begin

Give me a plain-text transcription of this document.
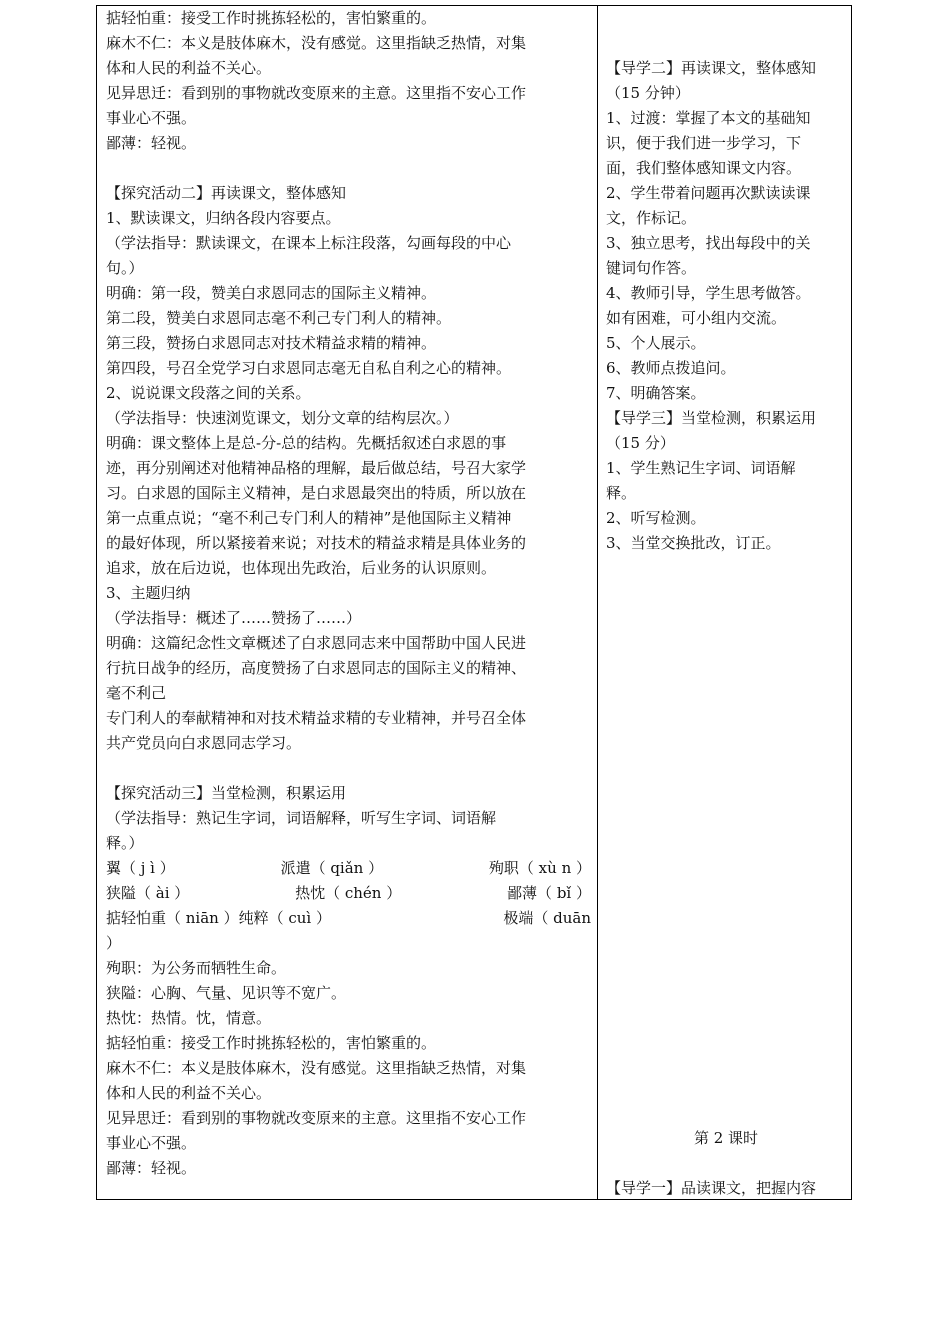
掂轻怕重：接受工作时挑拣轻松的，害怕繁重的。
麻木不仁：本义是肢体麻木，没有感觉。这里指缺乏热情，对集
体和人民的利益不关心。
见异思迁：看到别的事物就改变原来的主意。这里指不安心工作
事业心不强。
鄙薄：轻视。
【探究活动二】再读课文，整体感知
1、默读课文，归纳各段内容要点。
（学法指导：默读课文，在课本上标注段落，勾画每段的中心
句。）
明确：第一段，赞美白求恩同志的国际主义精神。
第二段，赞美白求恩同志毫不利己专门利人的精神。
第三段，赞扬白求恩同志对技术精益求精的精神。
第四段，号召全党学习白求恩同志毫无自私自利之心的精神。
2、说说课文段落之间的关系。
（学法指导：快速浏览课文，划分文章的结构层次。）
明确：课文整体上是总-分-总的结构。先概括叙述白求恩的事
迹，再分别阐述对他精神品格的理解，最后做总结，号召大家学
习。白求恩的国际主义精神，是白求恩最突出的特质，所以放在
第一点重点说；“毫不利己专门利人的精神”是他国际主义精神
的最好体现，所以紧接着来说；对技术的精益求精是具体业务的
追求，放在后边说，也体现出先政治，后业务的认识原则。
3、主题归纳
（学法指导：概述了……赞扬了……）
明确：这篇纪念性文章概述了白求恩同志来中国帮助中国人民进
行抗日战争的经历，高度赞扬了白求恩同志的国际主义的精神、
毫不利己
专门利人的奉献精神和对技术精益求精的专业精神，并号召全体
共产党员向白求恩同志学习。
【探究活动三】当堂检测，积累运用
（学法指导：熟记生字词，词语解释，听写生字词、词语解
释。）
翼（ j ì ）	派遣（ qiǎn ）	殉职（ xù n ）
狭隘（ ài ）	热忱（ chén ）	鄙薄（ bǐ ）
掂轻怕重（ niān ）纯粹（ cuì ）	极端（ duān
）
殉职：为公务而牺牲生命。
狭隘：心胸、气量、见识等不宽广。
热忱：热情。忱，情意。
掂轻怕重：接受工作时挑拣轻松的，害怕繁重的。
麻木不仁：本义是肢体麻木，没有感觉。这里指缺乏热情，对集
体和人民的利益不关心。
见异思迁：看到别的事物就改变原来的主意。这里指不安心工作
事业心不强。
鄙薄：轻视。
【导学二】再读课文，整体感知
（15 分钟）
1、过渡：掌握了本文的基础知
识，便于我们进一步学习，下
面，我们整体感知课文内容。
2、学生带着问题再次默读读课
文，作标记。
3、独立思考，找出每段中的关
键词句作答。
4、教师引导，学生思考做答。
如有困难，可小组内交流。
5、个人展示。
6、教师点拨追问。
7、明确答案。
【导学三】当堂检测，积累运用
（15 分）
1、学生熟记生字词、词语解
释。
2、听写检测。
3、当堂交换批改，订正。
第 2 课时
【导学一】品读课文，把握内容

end

# WHAT YOU SHOULD DO
Print each of the records above exactly as written, leaving no picture in the copy.

# ANSWER TO THE TASK
Give me a plain-text transcription of this document.
掂轻怕重：接受工作时挑拣轻松的，害怕繁重的。
麻木不仁：本义是肢体麻木，没有感觉。这里指缺乏热情，对集
体和人民的利益不关心。
见异思迁：看到别的事物就改变原来的主意。这里指不安心工作
事业心不强。
鄙薄：轻视。
【探究活动二】再读课文，整体感知
1、默读课文，归纳各段内容要点。
（学法指导：默读课文，在课本上标注段落，勾画每段的中心
句。）
明确：第一段，赞美白求恩同志的国际主义精神。
第二段，赞美白求恩同志毫不利己专门利人的精神。
第三段，赞扬白求恩同志对技术精益求精的精神。
第四段，号召全党学习白求恩同志毫无自私自利之心的精神。
2、说说课文段落之间的关系。
（学法指导：快速浏览课文，划分文章的结构层次。）
明确：课文整体上是总-分-总的结构。先概括叙述白求恩的事
迹，再分别阐述对他精神品格的理解，最后做总结，号召大家学
习。白求恩的国际主义精神，是白求恩最突出的特质，所以放在
第一点重点说；“毫不利己专门利人的精神”是他国际主义精神
的最好体现，所以紧接着来说；对技术的精益求精是具体业务的
追求，放在后边说，也体现出先政治，后业务的认识原则。
3、主题归纳
（学法指导：概述了……赞扬了……）
明确：这篇纪念性文章概述了白求恩同志来中国帮助中国人民进
行抗日战争的经历，高度赞扬了白求恩同志的国际主义的精神、
毫不利己
专门利人的奉献精神和对技术精益求精的专业精神，并号召全体
共产党员向白求恩同志学习。
【探究活动三】当堂检测，积累运用
（学法指导：熟记生字词，词语解释，听写生字词、词语解
释。）
翼（ j ì ）	派遣（ qiǎn ）	殉职（ xù n ）
狭隘（ ài ）	热忱（ chén ）	鄙薄（ bǐ ）
掂轻怕重（ niān ）纯粹（ cuì ）	极端（ duān
）
殉职：为公务而牺牲生命。
狭隘：心胸、气量、见识等不宽广。
热忱：热情。忱，情意。
掂轻怕重：接受工作时挑拣轻松的，害怕繁重的。
麻木不仁：本义是肢体麻木，没有感觉。这里指缺乏热情，对集
体和人民的利益不关心。
见异思迁：看到别的事物就改变原来的主意。这里指不安心工作
事业心不强。
鄙薄：轻视。
【导学二】再读课文，整体感知
（15 分钟）
1、过渡：掌握了本文的基础知
识，便于我们进一步学习，下
面，我们整体感知课文内容。
2、学生带着问题再次默读读课
文，作标记。
3、独立思考，找出每段中的关
键词句作答。
4、教师引导，学生思考做答。
如有困难，可小组内交流。
5、个人展示。
6、教师点拨追问。
7、明确答案。
【导学三】当堂检测，积累运用
（15 分）
1、学生熟记生字词、词语解
释。
2、听写检测。
3、当堂交换批改，订正。
第 2 课时
【导学一】品读课文，把握内容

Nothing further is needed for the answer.